**Exercise requirements:**
Whenever a line carries the word "long", pull it out of the entries.

**Data shown:**

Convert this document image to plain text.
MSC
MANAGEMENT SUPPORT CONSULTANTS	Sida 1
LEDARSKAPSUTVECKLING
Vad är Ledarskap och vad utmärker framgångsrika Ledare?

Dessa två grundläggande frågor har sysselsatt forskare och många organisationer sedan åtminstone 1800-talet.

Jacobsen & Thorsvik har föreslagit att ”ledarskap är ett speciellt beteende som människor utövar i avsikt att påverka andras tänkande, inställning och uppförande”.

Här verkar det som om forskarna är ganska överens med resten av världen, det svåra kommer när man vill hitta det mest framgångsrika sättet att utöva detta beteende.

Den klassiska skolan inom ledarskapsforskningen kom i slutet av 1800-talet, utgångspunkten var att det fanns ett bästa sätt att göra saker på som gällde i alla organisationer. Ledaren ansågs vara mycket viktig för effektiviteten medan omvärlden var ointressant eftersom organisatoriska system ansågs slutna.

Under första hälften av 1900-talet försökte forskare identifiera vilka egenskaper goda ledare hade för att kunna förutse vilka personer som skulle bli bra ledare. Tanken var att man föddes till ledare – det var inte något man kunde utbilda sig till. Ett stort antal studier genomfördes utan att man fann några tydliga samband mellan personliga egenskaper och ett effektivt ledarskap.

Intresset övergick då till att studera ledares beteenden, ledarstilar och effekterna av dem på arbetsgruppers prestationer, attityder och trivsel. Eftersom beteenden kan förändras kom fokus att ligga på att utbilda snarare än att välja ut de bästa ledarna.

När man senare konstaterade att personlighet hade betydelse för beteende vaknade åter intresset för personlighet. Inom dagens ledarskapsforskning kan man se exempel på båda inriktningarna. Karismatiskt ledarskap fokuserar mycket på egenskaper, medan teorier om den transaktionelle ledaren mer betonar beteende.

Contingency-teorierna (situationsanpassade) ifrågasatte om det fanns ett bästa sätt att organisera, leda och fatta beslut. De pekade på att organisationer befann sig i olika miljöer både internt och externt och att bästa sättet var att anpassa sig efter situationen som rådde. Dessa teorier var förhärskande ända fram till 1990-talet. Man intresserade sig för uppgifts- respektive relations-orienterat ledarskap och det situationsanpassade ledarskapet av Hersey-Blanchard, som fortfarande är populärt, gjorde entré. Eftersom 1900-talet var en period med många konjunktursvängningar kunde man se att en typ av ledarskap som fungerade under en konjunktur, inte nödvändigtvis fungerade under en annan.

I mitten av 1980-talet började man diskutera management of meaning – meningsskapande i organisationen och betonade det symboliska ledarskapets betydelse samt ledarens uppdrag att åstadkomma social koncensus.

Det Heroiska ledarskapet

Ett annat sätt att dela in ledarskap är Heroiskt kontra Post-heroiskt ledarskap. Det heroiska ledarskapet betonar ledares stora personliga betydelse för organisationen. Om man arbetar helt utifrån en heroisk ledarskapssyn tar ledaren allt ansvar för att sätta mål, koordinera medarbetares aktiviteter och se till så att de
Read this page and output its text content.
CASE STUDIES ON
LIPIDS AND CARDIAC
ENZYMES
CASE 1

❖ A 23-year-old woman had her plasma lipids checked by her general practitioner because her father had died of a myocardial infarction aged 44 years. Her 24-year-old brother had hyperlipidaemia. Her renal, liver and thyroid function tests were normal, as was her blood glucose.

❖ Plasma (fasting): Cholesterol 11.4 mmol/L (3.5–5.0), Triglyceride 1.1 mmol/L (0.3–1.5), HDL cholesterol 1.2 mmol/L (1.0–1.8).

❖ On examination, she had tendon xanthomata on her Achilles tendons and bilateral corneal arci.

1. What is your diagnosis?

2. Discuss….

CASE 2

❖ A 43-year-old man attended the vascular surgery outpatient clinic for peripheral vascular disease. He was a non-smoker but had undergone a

---

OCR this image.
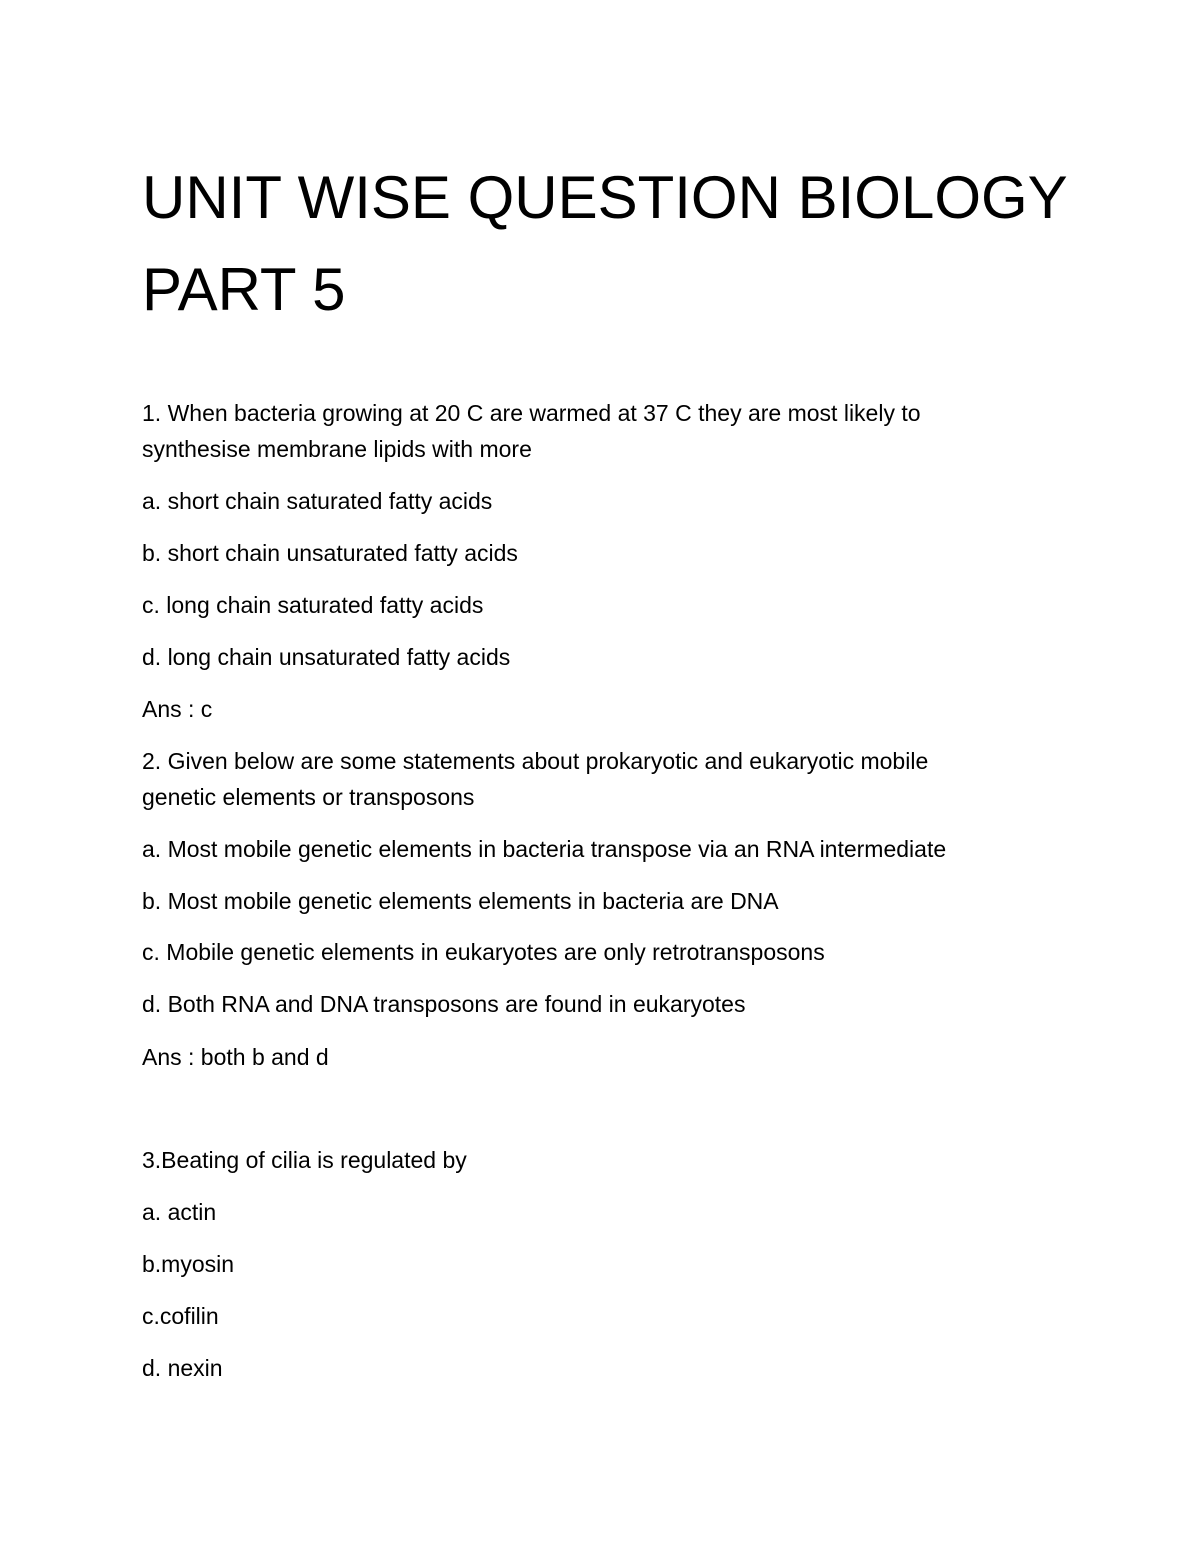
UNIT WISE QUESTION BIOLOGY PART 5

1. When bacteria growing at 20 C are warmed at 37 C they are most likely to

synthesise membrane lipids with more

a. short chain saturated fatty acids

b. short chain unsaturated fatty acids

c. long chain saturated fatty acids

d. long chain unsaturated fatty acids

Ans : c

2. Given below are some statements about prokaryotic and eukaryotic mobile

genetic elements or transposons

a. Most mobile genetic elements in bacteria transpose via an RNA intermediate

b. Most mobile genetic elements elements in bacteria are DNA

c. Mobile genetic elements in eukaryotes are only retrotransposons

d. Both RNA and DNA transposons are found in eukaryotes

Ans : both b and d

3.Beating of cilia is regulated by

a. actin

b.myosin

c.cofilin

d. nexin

**Your solution:**
c. long chain saturated fatty acids
d. long chain unsaturated fatty acids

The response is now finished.